* DIRECTIONS:
Give the number of lines containing "dash" in this listing, with no other words.
** Start **
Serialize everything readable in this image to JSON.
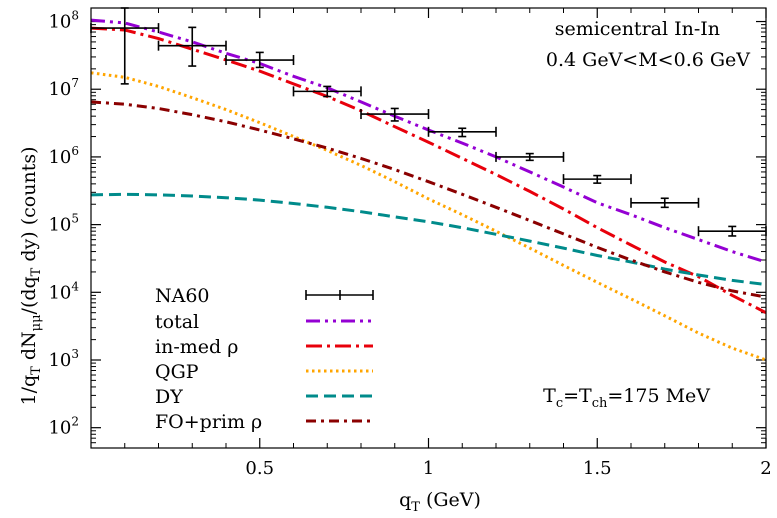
{
  "chart_data": {
    "type": "line",
    "xlabel": "q_T (GeV)",
    "ylabel": "1/q_T dN_μμ/(dq_T dy) (counts)",
    "xlim": [
      0,
      2
    ],
    "ylim_log10": [
      1.7,
      8.2
    ],
    "x_ticks": [
      {
        "value": 0.5,
        "label": "0.5"
      },
      {
        "value": 1,
        "label": "1"
      },
      {
        "value": 1.5,
        "label": "1.5"
      },
      {
        "value": 2,
        "label": "2"
      }
    ],
    "y_ticks": [
      {
        "exp": 2,
        "base": "10",
        "power": "2"
      },
      {
        "exp": 3,
        "base": "10",
        "power": "3"
      },
      {
        "exp": 4,
        "base": "10",
        "power": "4"
      },
      {
        "exp": 5,
        "base": "10",
        "power": "5"
      },
      {
        "exp": 6,
        "base": "10",
        "power": "6"
      },
      {
        "exp": 7,
        "base": "10",
        "power": "7"
      },
      {
        "exp": 8,
        "base": "10",
        "power": "8"
      }
    ],
    "annotations": {
      "system": "semicentral In-In",
      "mass_window": "0.4 GeV<M<0.6 GeV",
      "temperature_main": "T",
      "temperature_sub_c": "c",
      "temperature_eq": "=T",
      "temperature_sub_ch": "ch",
      "temperature_value": "=175 MeV"
    },
    "legend_position": "bottom-left",
    "data_points": {
      "name": "NA60",
      "x": [
        0.1,
        0.3,
        0.5,
        0.7,
        0.9,
        1.1,
        1.3,
        1.5,
        1.7,
        1.9
      ],
      "y": [
        80000000.0,
        44000000.0,
        27000000.0,
        9300000.0,
        4300000.0,
        2350000.0,
        1000000.0,
        470000.0,
        210000.0,
        80000.0
      ],
      "xerr": [
        0.1,
        0.1,
        0.1,
        0.1,
        0.1,
        0.1,
        0.1,
        0.1,
        0.1,
        0.1
      ],
      "y_low": [
        12000000.0,
        22000000.0,
        21000000.0,
        7800000.0,
        3400000.0,
        2000000.0,
        890000.0,
        410000.0,
        180000.0,
        68000.0
      ],
      "y_high": [
        170000000.0,
        82000000.0,
        35000000.0,
        11000000.0,
        5200000.0,
        2650000.0,
        1120000.0,
        530000.0,
        245000.0,
        94000.0
      ]
    },
    "series": [
      {
        "name": "total",
        "color": "#9400d3",
        "dash": "dashdotdot",
        "x": [
          0,
          0.1,
          0.2,
          0.3,
          0.4,
          0.5,
          0.6,
          0.7,
          0.8,
          0.9,
          1.0,
          1.1,
          1.2,
          1.3,
          1.4,
          1.5,
          1.6,
          1.7,
          1.8,
          1.9,
          2.0
        ],
        "y": [
          105000000.0,
          95000000.0,
          70000000.0,
          50000000.0,
          34000000.0,
          24000000.0,
          15500000.0,
          10500000.0,
          6500000.0,
          4000000.0,
          2500000.0,
          1600000.0,
          1000000.0,
          600000.0,
          360000.0,
          210000.0,
          140000.0,
          90000.0,
          60000.0,
          40000.0,
          28000.0
        ]
      },
      {
        "name": "in-med ρ",
        "color": "#e8000b",
        "dash": "dashdot",
        "x": [
          0,
          0.1,
          0.2,
          0.3,
          0.4,
          0.5,
          0.6,
          0.7,
          0.8,
          0.9,
          1.0,
          1.1,
          1.2,
          1.3,
          1.4,
          1.5,
          1.6,
          1.7,
          1.8,
          1.9,
          2.0
        ],
        "y": [
          80000000.0,
          75000000.0,
          56000000.0,
          39000000.0,
          27000000.0,
          18500000.0,
          12000000.0,
          7800000.0,
          4800000.0,
          2800000.0,
          1650000.0,
          950000.0,
          550000.0,
          310000.0,
          170000.0,
          90000.0,
          50000.0,
          28000.0,
          17000.0,
          9000.0,
          5000.0
        ]
      },
      {
        "name": "QGP",
        "color": "#ffa500",
        "dash": "dotted",
        "x": [
          0,
          0.1,
          0.2,
          0.3,
          0.4,
          0.5,
          0.6,
          0.7,
          0.8,
          0.9,
          1.0,
          1.1,
          1.2,
          1.3,
          1.4,
          1.5,
          1.6,
          1.7,
          1.8,
          1.9,
          2.0
        ],
        "y": [
          17500000.0,
          15000000.0,
          11000000.0,
          7500000.0,
          5000000.0,
          3200000.0,
          2000000.0,
          1250000.0,
          750000.0,
          430000.0,
          240000.0,
          140000.0,
          80000.0,
          45000.0,
          25000.0,
          14000.0,
          8000.0,
          4500.0,
          2500.0,
          1500.0,
          1000.0
        ]
      },
      {
        "name": "DY",
        "color": "#008b8b",
        "dash": "dashed",
        "x": [
          0,
          0.1,
          0.2,
          0.3,
          0.4,
          0.5,
          0.6,
          0.7,
          0.8,
          0.9,
          1.0,
          1.1,
          1.2,
          1.3,
          1.4,
          1.5,
          1.6,
          1.7,
          1.8,
          1.9,
          2.0
        ],
        "y": [
          275000.0,
          280000.0,
          275000.0,
          265000.0,
          250000.0,
          230000.0,
          205000.0,
          180000.0,
          155000.0,
          130000.0,
          110000.0,
          90000.0,
          72000.0,
          57000.0,
          45000.0,
          35000.0,
          28000.0,
          22000.0,
          18000.0,
          15000.0,
          13000.0
        ]
      },
      {
        "name": "FO+prim ρ",
        "color": "#8b0000",
        "dash": "dashdot",
        "x": [
          0,
          0.1,
          0.2,
          0.3,
          0.4,
          0.5,
          0.6,
          0.7,
          0.8,
          0.9,
          1.0,
          1.1,
          1.2,
          1.3,
          1.4,
          1.5,
          1.6,
          1.7,
          1.8,
          1.9,
          2.0
        ],
        "y": [
          6500000.0,
          6000000.0,
          5200000.0,
          4200000.0,
          3300000.0,
          2500000.0,
          1850000.0,
          1350000.0,
          950000.0,
          650000.0,
          430000.0,
          280000.0,
          180000.0,
          115000.0,
          73000.0,
          46000.0,
          30000.0,
          20000.0,
          14000.0,
          10500.0,
          8500.0
        ]
      }
    ]
  }
}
** End **
* OUTPUT FOR THIS TASK:
5